RECORDS SUPPLIED:
================

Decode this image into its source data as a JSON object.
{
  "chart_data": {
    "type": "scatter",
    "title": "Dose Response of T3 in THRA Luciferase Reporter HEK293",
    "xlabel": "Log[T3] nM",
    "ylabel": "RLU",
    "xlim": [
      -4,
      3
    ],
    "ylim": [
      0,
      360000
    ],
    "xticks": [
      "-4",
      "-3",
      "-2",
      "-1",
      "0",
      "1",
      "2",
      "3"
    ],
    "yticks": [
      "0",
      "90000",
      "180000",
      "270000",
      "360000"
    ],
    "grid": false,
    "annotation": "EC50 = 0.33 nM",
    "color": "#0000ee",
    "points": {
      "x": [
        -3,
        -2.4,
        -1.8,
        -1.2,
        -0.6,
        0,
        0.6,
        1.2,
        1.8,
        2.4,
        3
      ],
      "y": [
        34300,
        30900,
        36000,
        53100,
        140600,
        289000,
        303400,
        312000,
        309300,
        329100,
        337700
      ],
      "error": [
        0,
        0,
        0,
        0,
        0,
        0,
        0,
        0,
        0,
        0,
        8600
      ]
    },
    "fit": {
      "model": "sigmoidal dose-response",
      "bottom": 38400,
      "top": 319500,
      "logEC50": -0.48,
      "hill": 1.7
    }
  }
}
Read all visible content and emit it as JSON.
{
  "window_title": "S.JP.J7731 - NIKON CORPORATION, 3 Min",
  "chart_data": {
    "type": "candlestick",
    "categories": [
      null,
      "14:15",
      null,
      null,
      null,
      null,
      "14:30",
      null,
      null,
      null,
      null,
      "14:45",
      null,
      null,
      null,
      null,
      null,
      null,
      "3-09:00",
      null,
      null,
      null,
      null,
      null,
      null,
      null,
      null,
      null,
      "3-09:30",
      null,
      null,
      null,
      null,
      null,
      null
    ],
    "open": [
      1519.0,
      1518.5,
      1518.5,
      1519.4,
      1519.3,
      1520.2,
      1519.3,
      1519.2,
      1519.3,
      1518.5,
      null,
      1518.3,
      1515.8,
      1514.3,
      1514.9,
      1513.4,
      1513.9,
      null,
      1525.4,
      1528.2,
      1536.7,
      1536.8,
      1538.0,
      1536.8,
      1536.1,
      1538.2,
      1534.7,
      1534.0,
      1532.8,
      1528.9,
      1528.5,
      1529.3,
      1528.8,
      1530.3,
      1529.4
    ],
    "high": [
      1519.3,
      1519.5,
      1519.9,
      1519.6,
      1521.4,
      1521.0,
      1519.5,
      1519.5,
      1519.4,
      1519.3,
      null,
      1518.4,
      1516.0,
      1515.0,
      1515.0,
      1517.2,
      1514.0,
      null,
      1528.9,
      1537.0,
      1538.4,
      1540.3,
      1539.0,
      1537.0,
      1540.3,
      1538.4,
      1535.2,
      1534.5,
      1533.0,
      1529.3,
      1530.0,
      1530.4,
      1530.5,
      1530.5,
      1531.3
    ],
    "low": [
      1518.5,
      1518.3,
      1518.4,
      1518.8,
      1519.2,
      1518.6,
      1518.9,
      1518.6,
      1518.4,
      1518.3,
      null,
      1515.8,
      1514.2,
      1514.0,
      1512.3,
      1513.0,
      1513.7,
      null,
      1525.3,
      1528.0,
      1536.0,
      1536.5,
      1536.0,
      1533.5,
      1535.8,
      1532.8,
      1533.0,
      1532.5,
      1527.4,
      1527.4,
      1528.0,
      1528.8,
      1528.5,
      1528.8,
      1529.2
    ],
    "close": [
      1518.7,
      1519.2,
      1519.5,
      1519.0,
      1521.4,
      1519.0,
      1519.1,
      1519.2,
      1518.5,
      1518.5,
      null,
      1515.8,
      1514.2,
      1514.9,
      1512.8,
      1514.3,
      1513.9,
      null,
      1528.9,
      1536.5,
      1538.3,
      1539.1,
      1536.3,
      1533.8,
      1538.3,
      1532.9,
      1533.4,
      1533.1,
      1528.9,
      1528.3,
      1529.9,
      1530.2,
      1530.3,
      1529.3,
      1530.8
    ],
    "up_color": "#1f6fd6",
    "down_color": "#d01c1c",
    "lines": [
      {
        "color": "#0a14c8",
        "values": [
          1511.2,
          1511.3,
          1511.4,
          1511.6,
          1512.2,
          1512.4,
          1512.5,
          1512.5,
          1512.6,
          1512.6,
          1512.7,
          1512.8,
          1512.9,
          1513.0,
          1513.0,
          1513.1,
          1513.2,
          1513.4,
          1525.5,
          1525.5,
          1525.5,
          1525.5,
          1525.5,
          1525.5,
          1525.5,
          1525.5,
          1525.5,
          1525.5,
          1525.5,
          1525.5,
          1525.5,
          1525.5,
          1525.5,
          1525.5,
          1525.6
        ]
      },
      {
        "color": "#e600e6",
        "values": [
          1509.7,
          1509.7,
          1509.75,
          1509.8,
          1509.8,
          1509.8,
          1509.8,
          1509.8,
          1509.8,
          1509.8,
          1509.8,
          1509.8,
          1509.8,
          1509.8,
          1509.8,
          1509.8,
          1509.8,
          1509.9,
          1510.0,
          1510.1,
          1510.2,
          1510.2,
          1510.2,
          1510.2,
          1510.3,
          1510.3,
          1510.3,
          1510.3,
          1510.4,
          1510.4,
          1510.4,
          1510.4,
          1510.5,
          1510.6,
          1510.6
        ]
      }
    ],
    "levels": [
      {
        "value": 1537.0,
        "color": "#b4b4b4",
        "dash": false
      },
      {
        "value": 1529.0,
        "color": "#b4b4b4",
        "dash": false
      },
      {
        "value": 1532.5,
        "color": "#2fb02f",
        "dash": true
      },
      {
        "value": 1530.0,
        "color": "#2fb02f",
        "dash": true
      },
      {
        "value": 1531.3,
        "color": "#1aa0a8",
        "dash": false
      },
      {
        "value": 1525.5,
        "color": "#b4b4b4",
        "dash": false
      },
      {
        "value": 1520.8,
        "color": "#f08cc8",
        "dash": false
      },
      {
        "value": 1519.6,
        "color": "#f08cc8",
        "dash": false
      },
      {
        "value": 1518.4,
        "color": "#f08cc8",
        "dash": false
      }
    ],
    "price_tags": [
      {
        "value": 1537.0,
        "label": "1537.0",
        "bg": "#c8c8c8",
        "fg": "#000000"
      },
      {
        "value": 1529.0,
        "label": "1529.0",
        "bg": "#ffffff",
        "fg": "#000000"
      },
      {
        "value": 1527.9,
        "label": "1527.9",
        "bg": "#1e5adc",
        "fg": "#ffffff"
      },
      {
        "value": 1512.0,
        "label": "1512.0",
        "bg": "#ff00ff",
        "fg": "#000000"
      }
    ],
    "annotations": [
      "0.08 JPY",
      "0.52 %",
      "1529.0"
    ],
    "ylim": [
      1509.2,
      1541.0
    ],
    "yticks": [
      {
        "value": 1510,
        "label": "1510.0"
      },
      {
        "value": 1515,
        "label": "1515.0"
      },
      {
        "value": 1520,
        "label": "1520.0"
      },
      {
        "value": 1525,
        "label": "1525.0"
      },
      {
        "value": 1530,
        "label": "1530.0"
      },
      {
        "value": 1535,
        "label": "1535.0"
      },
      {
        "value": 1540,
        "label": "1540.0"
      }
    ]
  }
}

================

WRITTEN REQUEST:
Repeat the material word for word, in full.

WRITTEN RESPONSE:
Decode this image into its source data as a JSON object.
{
  "chart_data": {
    "type": "scatter",
    "title": "Dose Response of T3 in THRA Luciferase Reporter HEK293",
    "xlabel": "Log[T3] nM",
    "ylabel": "RLU",
    "xlim": [
      -4,
      3
    ],
    "ylim": [
      0,
      360000
    ],
    "xticks": [
      "-4",
      "-3",
      "-2",
      "-1",
      "0",
      "1",
      "2",
      "3"
    ],
    "yticks": [
      "0",
      "90000",
      "180000",
      "270000",
      "360000"
    ],
    "grid": false,
    "annotation": "EC50 = 0.33 nM",
    "color": "#0000ee",
    "points": {
      "x": [
        -3,
        -2.4,
        -1.8,
        -1.2,
        -0.6,
        0,
        0.6,
        1.2,
        1.8,
        2.4,
        3
      ],
      "y": [
        34300,
        30900,
        36000,
        53100,
        140600,
        289000,
        303400,
        312000,
        309300,
        329100,
        337700
      ],
      "error": [
        0,
        0,
        0,
        0,
        0,
        0,
        0,
        0,
        0,
        0,
        8600
      ]
    },
    "fit": {
      "model": "sigmoidal dose-response",
      "bottom": 38400,
      "top": 319500,
      "logEC50": -0.48,
      "hill": 1.7
    }
  }
}
Read all visible content and emit it as JSON.
{
  "window_title": "S.JP.J7731 - NIKON CORPORATION, 3 Min",
  "chart_data": {
    "type": "candlestick",
    "categories": [
      null,
      "14:15",
      null,
      null,
      null,
      null,
      "14:30",
      null,
      null,
      null,
      null,
      "14:45",
      null,
      null,
      null,
      null,
      null,
      null,
      "3-09:00",
      null,
      null,
      null,
      null,
      null,
      null,
      null,
      null,
      null,
      "3-09:30",
      null,
      null,
      null,
      null,
      null,
      null
    ],
    "open": [
      1519.0,
      1518.5,
      1518.5,
      1519.4,
      1519.3,
      1520.2,
      1519.3,
      1519.2,
      1519.3,
      1518.5,
      null,
      1518.3,
      1515.8,
      1514.3,
      1514.9,
      1513.4,
      1513.9,
      null,
      1525.4,
      1528.2,
      1536.7,
      1536.8,
      1538.0,
      1536.8,
      1536.1,
      1538.2,
      1534.7,
      1534.0,
      1532.8,
      1528.9,
      1528.5,
      1529.3,
      1528.8,
      1530.3,
      1529.4
    ],
    "high": [
      1519.3,
      1519.5,
      1519.9,
      1519.6,
      1521.4,
      1521.0,
      1519.5,
      1519.5,
      1519.4,
      1519.3,
      null,
      1518.4,
      1516.0,
      1515.0,
      1515.0,
      1517.2,
      1514.0,
      null,
      1528.9,
      1537.0,
      1538.4,
      1540.3,
      1539.0,
      1537.0,
      1540.3,
      1538.4,
      1535.2,
      1534.5,
      1533.0,
      1529.3,
      1530.0,
      1530.4,
      1530.5,
      1530.5,
      1531.3
    ],
    "low": [
      1518.5,
      1518.3,
      1518.4,
      1518.8,
      1519.2,
      1518.6,
      1518.9,
      1518.6,
      1518.4,
      1518.3,
      null,
      1515.8,
      1514.2,
      1514.0,
      1512.3,
      1513.0,
      1513.7,
      null,
      1525.3,
      1528.0,
      1536.0,
      1536.5,
      1536.0,
      1533.5,
      1535.8,
      1532.8,
      1533.0,
      1532.5,
      1527.4,
      1527.4,
      1528.0,
      1528.8,
      1528.5,
      1528.8,
      1529.2
    ],
    "close": [
      1518.7,
      1519.2,
      1519.5,
      1519.0,
      1521.4,
      1519.0,
      1519.1,
      1519.2,
      1518.5,
      1518.5,
      null,
      1515.8,
      1514.2,
      1514.9,
      1512.8,
      1514.3,
      1513.9,
      null,
      1528.9,
      1536.5,
      1538.3,
      1539.1,
      1536.3,
      1533.8,
      1538.3,
      1532.9,
      1533.4,
      1533.1,
      1528.9,
      1528.3,
      1529.9,
      1530.2,
      1530.3,
      1529.3,
      1530.8
    ],
    "up_color": "#1f6fd6",
    "down_color": "#d01c1c",
    "lines": [
      {
        "color": "#0a14c8",
        "values": [
          1511.2,
          1511.3,
          1511.4,
          1511.6,
          1512.2,
          1512.4,
          1512.5,
          1512.5,
          1512.6,
          1512.6,
          1512.7,
          1512.8,
          1512.9,
          1513.0,
          1513.0,
          1513.1,
          1513.2,
          1513.4,
          1525.5,
          1525.5,
          1525.5,
          1525.5,
          1525.5,
          1525.5,
          1525.5,
          1525.5,
          1525.5,
          1525.5,
          1525.5,
          1525.5,
          1525.5,
          1525.5,
          1525.5,
          1525.5,
          1525.6
        ]
      },
      {
        "color": "#e600e6",
        "values": [
          1509.7,
          1509.7,
          1509.75,
          1509.8,
          1509.8,
          1509.8,
          1509.8,
          1509.8,
          1509.8,
          1509.8,
          1509.8,
          1509.8,
          1509.8,
          1509.8,
          1509.8,
          1509.8,
          1509.8,
          1509.9,
          1510.0,
          1510.1,
          1510.2,
          1510.2,
          1510.2,
          1510.2,
          1510.3,
          1510.3,
          1510.3,
          1510.3,
          1510.4,
          1510.4,
          1510.4,
          1510.4,
          1510.5,
          1510.6,
          1510.6
        ]
      }
    ],
    "levels": [
      {
        "value": 1537.0,
        "color": "#b4b4b4",
        "dash": false
      },
      {
        "value": 1529.0,
        "color": "#b4b4b4",
        "dash": false
      },
      {
        "value": 1532.5,
        "color": "#2fb02f",
        "dash": true
      },
      {
        "value": 1530.0,
        "color": "#2fb02f",
        "dash": true
      },
      {
        "value": 1531.3,
        "color": "#1aa0a8",
        "dash": false
      },
      {
        "value": 1525.5,
        "color": "#b4b4b4",
        "dash": false
      },
      {
        "value": 1520.8,
        "color": "#f08cc8",
        "dash": false
      },
      {
        "value": 1519.6,
        "color": "#f08cc8",
        "dash": false
      },
      {
        "value": 1518.4,
        "color": "#f08cc8",
        "dash": false
      }
    ],
    "price_tags": [
      {
        "value": 1537.0,
        "label": "1537.0",
        "bg": "#c8c8c8",
        "fg": "#000000"
      },
      {
        "value": 1529.0,
        "label": "1529.0",
        "bg": "#ffffff",
        "fg": "#000000"
      },
      {
        "value": 1527.9,
        "label": "1527.9",
        "bg": "#1e5adc",
        "fg": "#ffffff"
      },
      {
        "value": 1512.0,
        "label": "1512.0",
        "bg": "#ff00ff",
        "fg": "#000000"
      }
    ],
    "annotations": [
      "0.08 JPY",
      "0.52 %",
      "1529.0"
    ],
    "ylim": [
      1509.2,
      1541.0
    ],
    "yticks": [
      {
        "value": 1510,
        "label": "1510.0"
      },
      {
        "value": 1515,
        "label": "1515.0"
      },
      {
        "value": 1520,
        "label": "1520.0"
      },
      {
        "value": 1525,
        "label": "1525.0"
      },
      {
        "value": 1530,
        "label": "1530.0"
      },
      {
        "value": 1535,
        "label": "1535.0"
      },
      {
        "value": 1540,
        "label": "1540.0"
      }
    ]
  }
}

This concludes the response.